BRIEF :: Copy each of the following items word for word, keeping every line unchanged.
--- Begin DATA TO PROCESS ---
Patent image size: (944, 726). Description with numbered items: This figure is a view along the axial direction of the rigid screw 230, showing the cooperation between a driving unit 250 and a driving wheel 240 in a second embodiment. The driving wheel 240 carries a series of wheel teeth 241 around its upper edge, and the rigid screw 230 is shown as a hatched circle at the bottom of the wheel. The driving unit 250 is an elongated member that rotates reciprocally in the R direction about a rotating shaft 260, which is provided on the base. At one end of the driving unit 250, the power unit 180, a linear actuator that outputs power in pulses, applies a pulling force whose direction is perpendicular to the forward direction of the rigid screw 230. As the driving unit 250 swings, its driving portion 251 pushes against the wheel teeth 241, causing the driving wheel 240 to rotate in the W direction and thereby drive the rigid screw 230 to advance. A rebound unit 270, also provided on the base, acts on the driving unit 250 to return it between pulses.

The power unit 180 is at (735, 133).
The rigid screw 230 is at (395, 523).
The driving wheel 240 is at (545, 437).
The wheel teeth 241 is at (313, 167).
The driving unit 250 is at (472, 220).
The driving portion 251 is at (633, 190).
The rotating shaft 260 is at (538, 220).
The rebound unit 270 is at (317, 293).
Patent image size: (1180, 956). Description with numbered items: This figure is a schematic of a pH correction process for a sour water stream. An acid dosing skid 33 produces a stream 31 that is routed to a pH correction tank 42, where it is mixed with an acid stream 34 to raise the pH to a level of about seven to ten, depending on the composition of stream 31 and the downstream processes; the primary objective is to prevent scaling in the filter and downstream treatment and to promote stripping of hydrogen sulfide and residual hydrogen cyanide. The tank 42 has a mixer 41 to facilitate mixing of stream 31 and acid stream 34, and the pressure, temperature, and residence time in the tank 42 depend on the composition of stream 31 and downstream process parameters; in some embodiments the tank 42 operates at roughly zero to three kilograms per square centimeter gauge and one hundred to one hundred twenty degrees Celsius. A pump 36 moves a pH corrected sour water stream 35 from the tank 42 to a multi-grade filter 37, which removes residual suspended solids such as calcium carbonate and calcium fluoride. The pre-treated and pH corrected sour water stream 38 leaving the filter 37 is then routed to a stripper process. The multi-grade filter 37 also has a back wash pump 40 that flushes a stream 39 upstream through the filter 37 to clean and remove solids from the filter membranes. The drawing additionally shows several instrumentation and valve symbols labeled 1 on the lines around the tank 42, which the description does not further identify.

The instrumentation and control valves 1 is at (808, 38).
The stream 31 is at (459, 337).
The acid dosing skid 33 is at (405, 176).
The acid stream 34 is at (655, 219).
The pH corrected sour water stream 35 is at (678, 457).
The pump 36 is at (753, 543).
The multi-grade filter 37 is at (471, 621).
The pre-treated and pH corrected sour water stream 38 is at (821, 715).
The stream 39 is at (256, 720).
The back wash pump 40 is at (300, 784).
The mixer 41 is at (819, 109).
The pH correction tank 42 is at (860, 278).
--- End DATA TO PROCESS ---
EXERCISE RESPONSE ::
Patent image size: (944, 726). Description with numbered items: This figure is a view along the axial direction of the rigid screw 230, showing the cooperation between a driving unit 250 and a driving wheel 240 in a second embodiment. The driving wheel 240 carries a series of wheel teeth 241 around its upper edge, and the rigid screw 230 is shown as a hatched circle at the bottom of the wheel. The driving unit 250 is an elongated member that rotates reciprocally in the R direction about a rotating shaft 260, which is provided on the base. At one end of the driving unit 250, the power unit 180, a linear actuator that outputs power in pulses, applies a pulling force whose direction is perpendicular to the forward direction of the rigid screw 230. As the driving unit 250 swings, its driving portion 251 pushes against the wheel teeth 241, causing the driving wheel 240 to rotate in the W direction and thereby drive the rigid screw 230 to advance. A rebound unit 270, also provided on the base, acts on the driving unit 250 to return it between pulses.

The power unit 180 is at (735, 133).
The rigid screw 230 is at (395, 523).
The driving wheel 240 is at (545, 437).
The wheel teeth 241 is at (313, 167).
The driving unit 250 is at (472, 220).
The driving portion 251 is at (633, 190).
The rotating shaft 260 is at (538, 220).
The rebound unit 270 is at (317, 293).
Patent image size: (1180, 956). Description with numbered items: This figure is a schematic of a pH correction process for a sour water stream. An acid dosing skid 33 produces a stream 31 that is routed to a pH correction tank 42, where it is mixed with an acid stream 34 to raise the pH to a level of about seven to ten, depending on the composition of stream 31 and the downstream processes; the primary objective is to prevent scaling in the filter and downstream treatment and to promote stripping of hydrogen sulfide and residual hydrogen cyanide. The tank 42 has a mixer 41 to facilitate mixing of stream 31 and acid stream 34, and the pressure, temperature, and residence time in the tank 42 depend on the composition of stream 31 and downstream process parameters; in some embodiments the tank 42 operates at roughly zero to three kilograms per square centimeter gauge and one hundred to one hundred twenty degrees Celsius. A pump 36 moves a pH corrected sour water stream 35 from the tank 42 to a multi-grade filter 37, which removes residual suspended solids such as calcium carbonate and calcium fluoride. The pre-treated and pH corrected sour water stream 38 leaving the filter 37 is then routed to a stripper process. The multi-grade filter 37 also has a back wash pump 40 that flushes a stream 39 upstream through the filter 37 to clean and remove solids from the filter membranes. The drawing additionally shows several instrumentation and valve symbols labeled 1 on the lines around the tank 42, which the description does not further identify.

The instrumentation and control valves 1 is at (808, 38).
The stream 31 is at (459, 337).
The acid dosing skid 33 is at (405, 176).
The acid stream 34 is at (655, 219).
The pH corrected sour water stream 35 is at (678, 457).
The pump 36 is at (753, 543).
The multi-grade filter 37 is at (471, 621).
The pre-treated and pH corrected sour water stream 38 is at (821, 715).
The stream 39 is at (256, 720).
The back wash pump 40 is at (300, 784).
The mixer 41 is at (819, 109).
The pH correction tank 42 is at (860, 278).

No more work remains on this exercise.